Task to carry out:
Extract every row that contains the string "politics".

□ □ □ □ □

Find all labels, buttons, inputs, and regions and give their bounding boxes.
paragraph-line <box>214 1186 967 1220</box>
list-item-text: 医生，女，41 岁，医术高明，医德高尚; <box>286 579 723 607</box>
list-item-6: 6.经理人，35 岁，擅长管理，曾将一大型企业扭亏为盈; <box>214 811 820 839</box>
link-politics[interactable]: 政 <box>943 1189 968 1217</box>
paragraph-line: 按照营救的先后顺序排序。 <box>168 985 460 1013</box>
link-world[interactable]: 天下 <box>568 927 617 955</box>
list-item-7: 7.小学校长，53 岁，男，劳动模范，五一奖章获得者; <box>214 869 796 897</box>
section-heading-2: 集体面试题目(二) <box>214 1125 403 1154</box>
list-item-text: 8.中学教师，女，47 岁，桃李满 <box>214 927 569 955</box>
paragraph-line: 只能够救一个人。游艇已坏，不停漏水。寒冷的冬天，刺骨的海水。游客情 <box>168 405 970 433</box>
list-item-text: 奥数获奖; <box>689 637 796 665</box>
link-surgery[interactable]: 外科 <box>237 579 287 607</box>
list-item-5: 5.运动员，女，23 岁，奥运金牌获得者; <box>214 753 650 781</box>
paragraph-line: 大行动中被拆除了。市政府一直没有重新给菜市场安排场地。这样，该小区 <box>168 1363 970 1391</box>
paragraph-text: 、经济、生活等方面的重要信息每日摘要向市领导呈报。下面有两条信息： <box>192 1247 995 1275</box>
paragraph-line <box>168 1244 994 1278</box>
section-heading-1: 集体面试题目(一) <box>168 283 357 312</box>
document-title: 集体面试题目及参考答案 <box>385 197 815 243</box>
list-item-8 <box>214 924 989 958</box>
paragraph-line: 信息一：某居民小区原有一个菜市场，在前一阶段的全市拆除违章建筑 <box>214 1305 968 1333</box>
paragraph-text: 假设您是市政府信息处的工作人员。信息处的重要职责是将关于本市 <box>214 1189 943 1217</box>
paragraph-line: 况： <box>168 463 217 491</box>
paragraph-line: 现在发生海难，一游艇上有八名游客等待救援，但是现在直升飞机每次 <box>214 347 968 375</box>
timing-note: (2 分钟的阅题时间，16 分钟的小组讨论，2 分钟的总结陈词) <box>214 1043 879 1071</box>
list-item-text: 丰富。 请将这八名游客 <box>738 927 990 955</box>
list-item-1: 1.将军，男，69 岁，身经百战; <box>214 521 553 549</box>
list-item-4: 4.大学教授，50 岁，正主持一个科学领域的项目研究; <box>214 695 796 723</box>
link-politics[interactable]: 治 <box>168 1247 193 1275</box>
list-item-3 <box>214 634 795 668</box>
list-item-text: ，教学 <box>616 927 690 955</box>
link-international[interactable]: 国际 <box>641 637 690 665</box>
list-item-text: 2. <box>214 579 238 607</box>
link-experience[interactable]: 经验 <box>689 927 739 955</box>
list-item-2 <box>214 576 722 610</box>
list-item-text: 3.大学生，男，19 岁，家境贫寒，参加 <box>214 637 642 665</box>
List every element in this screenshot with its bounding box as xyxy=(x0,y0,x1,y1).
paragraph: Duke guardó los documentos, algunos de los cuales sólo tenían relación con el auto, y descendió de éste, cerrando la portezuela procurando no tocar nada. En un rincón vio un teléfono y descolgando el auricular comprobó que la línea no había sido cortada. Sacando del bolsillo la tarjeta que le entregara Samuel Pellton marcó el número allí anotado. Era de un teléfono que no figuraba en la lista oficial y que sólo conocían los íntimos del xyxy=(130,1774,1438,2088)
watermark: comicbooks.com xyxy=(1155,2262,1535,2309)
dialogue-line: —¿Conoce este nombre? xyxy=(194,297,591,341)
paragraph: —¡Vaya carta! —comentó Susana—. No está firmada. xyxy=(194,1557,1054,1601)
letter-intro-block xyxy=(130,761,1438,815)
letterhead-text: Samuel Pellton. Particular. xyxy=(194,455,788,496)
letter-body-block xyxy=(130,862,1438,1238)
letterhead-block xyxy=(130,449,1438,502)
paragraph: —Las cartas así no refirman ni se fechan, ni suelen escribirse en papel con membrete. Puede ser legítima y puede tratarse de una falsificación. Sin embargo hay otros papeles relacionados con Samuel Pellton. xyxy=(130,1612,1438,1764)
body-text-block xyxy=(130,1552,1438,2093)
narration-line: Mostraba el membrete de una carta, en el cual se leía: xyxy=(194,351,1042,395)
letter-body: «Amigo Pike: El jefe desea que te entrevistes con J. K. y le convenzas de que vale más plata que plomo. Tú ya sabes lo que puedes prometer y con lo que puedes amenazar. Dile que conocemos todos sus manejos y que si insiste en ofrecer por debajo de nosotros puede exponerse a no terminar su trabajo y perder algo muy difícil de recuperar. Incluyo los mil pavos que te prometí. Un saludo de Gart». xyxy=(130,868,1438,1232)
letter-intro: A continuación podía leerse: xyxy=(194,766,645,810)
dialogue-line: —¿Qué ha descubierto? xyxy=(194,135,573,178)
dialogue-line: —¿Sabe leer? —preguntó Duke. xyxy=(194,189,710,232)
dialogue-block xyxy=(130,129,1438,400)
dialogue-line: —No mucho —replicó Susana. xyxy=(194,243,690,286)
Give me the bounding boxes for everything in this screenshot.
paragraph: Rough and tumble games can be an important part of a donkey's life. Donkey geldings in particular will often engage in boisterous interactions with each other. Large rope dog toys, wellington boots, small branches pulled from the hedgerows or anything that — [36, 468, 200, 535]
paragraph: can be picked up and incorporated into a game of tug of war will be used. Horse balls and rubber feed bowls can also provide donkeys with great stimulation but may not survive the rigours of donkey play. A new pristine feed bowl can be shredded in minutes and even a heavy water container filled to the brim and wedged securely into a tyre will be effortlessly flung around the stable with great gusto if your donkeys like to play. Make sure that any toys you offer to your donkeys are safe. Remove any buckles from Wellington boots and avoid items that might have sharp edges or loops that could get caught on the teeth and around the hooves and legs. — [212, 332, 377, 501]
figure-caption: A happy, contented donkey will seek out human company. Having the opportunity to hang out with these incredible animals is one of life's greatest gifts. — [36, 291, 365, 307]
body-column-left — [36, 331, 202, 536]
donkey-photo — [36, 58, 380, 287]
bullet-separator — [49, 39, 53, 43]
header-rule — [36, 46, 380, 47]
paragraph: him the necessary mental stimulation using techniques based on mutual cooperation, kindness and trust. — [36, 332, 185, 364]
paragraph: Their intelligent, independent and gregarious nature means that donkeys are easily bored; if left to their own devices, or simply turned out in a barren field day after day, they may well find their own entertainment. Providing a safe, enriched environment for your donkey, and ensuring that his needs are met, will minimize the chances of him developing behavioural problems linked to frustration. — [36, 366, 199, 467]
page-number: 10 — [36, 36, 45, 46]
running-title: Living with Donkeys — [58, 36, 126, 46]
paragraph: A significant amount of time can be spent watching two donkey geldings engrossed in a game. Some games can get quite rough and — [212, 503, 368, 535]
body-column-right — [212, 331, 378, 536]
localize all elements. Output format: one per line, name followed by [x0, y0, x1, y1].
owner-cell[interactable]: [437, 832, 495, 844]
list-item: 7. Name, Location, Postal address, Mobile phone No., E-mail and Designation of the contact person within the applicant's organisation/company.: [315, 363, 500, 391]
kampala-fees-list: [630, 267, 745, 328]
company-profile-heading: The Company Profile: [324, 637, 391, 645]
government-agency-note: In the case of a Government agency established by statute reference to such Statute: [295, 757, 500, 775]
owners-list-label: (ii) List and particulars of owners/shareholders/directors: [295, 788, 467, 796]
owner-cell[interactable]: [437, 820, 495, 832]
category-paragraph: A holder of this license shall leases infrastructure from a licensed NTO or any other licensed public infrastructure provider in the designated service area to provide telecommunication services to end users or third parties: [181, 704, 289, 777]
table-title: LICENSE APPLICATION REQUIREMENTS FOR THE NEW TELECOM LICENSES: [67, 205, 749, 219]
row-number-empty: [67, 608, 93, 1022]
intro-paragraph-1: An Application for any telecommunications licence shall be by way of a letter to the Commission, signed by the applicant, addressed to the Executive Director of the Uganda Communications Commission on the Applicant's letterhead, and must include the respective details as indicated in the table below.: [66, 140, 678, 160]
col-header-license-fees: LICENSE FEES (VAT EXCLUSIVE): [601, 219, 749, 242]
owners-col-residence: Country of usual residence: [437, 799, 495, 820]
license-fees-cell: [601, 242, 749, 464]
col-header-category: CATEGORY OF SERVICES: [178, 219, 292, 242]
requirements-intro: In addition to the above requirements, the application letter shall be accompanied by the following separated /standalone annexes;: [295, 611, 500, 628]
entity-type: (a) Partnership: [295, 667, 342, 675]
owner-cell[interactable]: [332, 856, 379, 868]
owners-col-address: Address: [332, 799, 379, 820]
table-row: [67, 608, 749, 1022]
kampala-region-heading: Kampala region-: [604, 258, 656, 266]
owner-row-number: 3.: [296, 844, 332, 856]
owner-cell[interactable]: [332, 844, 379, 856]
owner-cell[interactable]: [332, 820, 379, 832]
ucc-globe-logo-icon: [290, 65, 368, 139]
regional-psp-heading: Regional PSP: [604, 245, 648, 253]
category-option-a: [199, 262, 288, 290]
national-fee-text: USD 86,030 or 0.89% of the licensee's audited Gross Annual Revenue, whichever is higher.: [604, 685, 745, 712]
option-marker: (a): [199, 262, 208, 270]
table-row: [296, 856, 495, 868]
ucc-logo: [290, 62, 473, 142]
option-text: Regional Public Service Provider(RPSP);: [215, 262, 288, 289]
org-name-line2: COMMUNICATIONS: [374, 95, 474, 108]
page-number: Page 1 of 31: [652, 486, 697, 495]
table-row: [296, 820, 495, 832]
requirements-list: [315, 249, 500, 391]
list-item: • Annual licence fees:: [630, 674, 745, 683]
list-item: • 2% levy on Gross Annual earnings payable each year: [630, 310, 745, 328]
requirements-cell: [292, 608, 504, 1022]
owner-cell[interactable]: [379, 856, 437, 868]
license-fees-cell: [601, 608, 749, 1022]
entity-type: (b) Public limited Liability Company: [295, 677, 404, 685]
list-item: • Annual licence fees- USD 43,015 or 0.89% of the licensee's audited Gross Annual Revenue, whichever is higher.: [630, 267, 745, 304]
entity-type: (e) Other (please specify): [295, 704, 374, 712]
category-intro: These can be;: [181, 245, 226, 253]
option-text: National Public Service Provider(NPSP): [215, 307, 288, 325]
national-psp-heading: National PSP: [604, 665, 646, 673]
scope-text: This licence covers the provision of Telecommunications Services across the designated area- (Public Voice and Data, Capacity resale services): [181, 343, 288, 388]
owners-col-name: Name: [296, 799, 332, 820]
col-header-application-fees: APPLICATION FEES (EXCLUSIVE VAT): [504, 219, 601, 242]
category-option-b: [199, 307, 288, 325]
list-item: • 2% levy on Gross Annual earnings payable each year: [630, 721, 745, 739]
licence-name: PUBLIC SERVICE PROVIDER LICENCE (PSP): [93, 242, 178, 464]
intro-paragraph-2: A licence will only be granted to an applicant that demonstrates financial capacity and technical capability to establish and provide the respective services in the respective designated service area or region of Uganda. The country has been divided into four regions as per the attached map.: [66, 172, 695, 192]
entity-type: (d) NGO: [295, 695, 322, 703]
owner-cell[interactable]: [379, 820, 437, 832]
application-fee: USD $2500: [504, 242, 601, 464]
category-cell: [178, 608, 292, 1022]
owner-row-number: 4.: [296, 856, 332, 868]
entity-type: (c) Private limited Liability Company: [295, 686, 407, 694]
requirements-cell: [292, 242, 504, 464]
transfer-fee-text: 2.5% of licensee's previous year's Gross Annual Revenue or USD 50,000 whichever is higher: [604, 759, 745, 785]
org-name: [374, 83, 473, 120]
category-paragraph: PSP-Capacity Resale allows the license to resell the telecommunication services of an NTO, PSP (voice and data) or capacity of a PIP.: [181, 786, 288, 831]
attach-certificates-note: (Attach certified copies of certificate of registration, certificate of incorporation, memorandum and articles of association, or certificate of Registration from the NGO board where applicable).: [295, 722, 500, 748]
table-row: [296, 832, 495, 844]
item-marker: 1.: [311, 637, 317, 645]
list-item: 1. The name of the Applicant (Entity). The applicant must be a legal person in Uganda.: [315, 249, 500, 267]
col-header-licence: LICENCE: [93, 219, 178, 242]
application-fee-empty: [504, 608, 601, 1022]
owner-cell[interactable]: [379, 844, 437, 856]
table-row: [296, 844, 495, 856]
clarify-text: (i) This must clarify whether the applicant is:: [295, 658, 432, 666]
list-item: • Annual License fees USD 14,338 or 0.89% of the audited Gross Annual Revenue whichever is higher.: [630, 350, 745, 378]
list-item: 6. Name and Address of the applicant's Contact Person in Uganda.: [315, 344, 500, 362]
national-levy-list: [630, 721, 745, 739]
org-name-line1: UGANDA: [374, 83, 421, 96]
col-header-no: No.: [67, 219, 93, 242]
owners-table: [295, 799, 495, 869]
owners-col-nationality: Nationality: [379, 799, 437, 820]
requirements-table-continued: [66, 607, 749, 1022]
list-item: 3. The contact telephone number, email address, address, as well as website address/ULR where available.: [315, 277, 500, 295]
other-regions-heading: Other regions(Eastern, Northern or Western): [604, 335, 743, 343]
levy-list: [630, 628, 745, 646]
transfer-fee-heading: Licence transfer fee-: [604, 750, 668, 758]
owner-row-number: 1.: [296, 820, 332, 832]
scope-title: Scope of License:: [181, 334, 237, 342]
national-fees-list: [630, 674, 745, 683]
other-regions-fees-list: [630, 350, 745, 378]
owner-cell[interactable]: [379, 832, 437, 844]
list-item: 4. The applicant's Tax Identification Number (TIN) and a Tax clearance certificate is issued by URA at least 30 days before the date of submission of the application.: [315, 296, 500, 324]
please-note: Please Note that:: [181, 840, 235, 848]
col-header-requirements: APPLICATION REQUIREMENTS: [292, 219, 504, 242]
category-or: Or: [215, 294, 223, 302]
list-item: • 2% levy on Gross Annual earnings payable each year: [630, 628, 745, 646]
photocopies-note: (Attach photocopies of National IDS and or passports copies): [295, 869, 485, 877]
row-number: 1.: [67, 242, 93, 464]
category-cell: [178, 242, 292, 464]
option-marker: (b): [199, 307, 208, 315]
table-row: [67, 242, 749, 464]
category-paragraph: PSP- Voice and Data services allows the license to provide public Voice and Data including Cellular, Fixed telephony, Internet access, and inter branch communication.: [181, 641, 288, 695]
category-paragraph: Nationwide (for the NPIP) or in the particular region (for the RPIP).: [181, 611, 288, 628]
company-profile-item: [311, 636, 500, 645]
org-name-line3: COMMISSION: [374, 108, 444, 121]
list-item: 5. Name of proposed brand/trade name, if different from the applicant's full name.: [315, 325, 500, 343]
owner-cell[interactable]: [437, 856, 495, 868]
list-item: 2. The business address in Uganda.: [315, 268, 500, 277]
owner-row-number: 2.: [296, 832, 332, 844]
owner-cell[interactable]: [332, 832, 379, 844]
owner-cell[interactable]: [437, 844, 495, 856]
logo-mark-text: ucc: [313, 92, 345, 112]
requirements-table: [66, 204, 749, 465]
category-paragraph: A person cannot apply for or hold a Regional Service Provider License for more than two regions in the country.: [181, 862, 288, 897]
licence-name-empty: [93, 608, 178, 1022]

□ □ □ □ □

Solution for this task:
link-politics[interactable]: 政 <box>943 1189 968 1217</box>
link-politics[interactable]: 治 <box>168 1247 193 1275</box>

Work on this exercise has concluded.